[Problem]: According to the nutrition text, how many of the ten leading causes of death in developed countries are now associated with nutrition?
----- Exercise text
It’s the era of food labels,1 Heart Foundation ‘ticks’2 and nutritional guidelines.3 Knowledge of the importance of a healthy diet is increasing. After years of government nutrition campaigns, consumers are more aware of associations between diet and disease, for example that too much fat and salt increases cardiovascular risk. They are also aware that certain foods (such as fruit and vegetables) protect against cancer and other diseases.4 Consumers now demand healthy food choices.5
As evidence of the importance of healthy eating mounts, the complexity of nutritional science is also increasing. Interactions between different micronutrients are better understood. The mechanisms of previously obscure vitamins (e.g. selenium) are receiving increasing attention. Scientists have demonstrated that there’s more to nutritional value than just vitamins; many bioactive substance in food (e.g. polyphenols) have been identified as potentially disease-protective, and ‘oils ain’t oils’ when it comes to heart disease.5
But advances in nutrition science don’t mean eating choices have to be more difficult. Natural whole foods like grains, fruits and vegetables remain the first choice for preventing chronic disease,6 and armed with scientific data, health professionals can be more confident when they recommend the use of supplements.
Eating to prevent disease
Nutritional intake is increasingly understood to influence the risk of chronic disease. Associations between diet and disease became apparent when lower rates of certain diseases were noted in geographic populations with distinct dietary practices. For example, in the 1950s, the cardiovascular-protective effects of a Mediterranean diet were investigated after the dietary practices and low rates of cardiovascular disease in Mediterranean populations were noted.7
Five of the ten leading causes of death in developed countries, including coronary heart disease, certain cancers and type 2 diabetes, are now associated with nutrition. Unhealthy eating habits increase the risk of these diseases. Conversely, good nutrition protects against them.6 It’s clear that healthy eating in general is important, but surely we can be more specific?
----------
----- Record extracts
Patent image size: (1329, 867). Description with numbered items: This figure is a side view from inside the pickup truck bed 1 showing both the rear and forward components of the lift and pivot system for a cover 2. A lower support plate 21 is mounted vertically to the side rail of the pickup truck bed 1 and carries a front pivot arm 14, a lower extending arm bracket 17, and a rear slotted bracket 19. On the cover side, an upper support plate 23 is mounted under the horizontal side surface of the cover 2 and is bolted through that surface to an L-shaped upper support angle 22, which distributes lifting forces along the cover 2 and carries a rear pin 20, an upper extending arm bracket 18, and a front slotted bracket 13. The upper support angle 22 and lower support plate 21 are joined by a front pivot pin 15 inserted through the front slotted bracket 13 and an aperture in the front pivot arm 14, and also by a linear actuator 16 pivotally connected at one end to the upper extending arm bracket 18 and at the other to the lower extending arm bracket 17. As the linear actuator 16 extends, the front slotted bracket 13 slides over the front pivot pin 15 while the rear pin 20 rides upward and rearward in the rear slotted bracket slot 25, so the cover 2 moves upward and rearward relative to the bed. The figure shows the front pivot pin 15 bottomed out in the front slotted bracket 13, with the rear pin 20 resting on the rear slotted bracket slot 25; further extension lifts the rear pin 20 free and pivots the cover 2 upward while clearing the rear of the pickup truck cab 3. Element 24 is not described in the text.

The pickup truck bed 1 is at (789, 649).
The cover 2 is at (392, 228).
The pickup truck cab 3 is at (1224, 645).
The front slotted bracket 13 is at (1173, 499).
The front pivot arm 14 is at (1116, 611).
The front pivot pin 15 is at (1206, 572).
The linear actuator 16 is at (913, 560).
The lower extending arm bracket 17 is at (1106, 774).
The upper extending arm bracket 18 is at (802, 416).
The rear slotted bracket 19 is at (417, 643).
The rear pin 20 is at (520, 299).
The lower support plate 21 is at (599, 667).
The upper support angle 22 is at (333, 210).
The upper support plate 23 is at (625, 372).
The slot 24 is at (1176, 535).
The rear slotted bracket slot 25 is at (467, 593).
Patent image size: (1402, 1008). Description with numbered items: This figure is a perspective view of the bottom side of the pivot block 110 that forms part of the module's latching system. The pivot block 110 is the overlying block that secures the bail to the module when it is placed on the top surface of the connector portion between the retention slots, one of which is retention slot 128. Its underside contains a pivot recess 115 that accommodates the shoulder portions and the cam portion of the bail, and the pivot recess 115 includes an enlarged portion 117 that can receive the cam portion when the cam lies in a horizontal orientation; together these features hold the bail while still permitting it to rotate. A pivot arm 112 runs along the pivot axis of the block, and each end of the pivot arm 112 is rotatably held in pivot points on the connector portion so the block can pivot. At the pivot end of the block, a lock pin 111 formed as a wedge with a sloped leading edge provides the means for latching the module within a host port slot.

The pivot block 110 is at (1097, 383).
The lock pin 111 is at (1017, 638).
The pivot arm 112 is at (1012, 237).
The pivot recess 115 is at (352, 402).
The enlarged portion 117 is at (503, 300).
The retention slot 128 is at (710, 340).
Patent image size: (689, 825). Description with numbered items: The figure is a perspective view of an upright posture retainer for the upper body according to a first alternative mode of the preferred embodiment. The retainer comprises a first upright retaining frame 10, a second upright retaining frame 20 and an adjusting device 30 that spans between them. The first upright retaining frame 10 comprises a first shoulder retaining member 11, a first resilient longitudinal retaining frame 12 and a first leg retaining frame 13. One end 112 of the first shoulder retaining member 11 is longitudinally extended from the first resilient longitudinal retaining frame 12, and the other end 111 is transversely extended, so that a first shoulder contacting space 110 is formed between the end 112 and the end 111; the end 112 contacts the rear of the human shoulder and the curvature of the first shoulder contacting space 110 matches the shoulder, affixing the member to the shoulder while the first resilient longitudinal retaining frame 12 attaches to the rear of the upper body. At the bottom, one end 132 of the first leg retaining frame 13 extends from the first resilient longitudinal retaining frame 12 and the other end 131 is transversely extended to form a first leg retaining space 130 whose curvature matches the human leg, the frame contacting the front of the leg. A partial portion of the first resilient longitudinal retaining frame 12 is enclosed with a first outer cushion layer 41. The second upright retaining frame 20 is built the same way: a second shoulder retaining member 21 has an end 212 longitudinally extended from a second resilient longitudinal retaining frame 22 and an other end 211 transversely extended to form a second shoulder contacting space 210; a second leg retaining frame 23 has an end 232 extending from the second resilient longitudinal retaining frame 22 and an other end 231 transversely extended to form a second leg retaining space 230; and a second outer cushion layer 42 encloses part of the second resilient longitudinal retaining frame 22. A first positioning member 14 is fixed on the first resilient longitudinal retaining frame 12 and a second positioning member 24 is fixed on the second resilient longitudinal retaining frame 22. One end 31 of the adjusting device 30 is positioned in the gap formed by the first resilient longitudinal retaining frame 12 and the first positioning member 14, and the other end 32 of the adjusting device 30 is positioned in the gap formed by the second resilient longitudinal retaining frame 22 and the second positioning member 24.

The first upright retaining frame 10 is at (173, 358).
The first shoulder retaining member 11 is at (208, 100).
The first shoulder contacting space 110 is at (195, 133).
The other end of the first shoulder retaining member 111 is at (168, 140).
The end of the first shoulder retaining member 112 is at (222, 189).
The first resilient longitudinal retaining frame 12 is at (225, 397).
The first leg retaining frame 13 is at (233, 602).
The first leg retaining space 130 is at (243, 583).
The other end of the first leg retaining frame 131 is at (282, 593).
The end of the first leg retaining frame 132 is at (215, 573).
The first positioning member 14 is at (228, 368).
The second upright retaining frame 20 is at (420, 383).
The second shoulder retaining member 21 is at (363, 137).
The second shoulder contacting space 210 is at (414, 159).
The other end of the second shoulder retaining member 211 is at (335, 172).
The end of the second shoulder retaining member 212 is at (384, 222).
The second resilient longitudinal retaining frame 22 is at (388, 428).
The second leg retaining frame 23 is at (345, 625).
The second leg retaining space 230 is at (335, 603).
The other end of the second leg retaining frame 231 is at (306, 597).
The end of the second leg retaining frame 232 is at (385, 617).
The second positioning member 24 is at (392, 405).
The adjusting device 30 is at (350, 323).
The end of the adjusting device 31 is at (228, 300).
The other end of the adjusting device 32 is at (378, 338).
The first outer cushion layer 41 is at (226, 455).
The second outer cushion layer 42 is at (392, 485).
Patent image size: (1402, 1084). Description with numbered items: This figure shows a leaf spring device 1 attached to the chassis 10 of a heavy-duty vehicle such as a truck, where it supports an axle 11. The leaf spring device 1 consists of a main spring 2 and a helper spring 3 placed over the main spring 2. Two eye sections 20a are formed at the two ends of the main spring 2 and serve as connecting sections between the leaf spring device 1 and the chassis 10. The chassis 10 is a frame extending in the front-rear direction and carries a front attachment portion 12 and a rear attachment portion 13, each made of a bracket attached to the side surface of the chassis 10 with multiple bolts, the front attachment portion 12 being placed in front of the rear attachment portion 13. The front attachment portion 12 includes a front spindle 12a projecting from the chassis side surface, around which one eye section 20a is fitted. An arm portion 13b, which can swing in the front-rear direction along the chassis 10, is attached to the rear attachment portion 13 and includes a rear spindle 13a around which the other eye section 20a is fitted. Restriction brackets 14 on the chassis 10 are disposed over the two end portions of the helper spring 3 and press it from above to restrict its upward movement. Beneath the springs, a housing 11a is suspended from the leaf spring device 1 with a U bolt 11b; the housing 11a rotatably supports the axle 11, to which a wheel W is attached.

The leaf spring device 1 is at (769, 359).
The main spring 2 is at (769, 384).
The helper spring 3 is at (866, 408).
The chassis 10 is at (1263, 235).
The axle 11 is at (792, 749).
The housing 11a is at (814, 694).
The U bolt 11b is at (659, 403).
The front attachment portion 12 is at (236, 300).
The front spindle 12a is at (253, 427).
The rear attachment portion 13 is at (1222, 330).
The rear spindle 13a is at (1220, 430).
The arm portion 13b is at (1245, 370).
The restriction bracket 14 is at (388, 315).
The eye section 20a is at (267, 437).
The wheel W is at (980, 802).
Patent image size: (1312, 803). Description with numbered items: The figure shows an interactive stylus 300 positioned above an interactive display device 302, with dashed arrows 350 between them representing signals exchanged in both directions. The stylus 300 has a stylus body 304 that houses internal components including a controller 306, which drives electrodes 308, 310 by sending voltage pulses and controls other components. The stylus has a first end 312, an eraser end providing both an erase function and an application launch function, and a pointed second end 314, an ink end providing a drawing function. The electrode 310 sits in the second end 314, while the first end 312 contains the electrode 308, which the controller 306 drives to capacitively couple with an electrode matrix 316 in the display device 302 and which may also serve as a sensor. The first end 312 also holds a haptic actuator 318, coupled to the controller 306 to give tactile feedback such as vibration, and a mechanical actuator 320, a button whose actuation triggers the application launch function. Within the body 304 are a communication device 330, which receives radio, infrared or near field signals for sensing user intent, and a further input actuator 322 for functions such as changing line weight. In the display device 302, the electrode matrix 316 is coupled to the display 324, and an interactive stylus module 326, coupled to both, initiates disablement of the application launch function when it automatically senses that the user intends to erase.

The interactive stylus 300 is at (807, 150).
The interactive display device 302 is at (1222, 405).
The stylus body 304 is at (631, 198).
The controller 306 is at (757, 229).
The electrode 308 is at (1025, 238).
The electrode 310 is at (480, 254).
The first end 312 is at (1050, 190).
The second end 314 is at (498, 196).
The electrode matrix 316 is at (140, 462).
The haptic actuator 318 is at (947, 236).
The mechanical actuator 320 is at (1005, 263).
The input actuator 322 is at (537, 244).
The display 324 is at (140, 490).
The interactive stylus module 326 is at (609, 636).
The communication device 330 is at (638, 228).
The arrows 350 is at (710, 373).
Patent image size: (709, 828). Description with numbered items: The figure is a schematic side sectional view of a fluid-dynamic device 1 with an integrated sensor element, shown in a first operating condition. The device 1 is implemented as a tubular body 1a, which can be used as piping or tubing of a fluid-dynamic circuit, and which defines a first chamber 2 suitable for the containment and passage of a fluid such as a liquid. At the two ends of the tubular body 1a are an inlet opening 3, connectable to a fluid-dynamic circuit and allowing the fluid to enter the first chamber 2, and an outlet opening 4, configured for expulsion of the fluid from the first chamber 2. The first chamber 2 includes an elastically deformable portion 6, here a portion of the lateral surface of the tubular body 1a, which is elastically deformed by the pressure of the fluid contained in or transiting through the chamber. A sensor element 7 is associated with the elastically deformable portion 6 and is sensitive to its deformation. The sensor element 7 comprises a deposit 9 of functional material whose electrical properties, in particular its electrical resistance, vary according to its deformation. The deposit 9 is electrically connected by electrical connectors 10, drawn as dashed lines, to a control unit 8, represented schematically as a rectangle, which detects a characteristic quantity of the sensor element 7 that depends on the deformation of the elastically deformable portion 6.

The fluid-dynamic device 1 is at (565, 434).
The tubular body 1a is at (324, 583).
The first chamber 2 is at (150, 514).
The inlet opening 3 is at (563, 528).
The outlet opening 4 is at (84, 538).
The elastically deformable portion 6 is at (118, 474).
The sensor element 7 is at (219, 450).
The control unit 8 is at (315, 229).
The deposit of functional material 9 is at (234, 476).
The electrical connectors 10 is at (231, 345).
----------
[Answer to this task]: Five of the ten.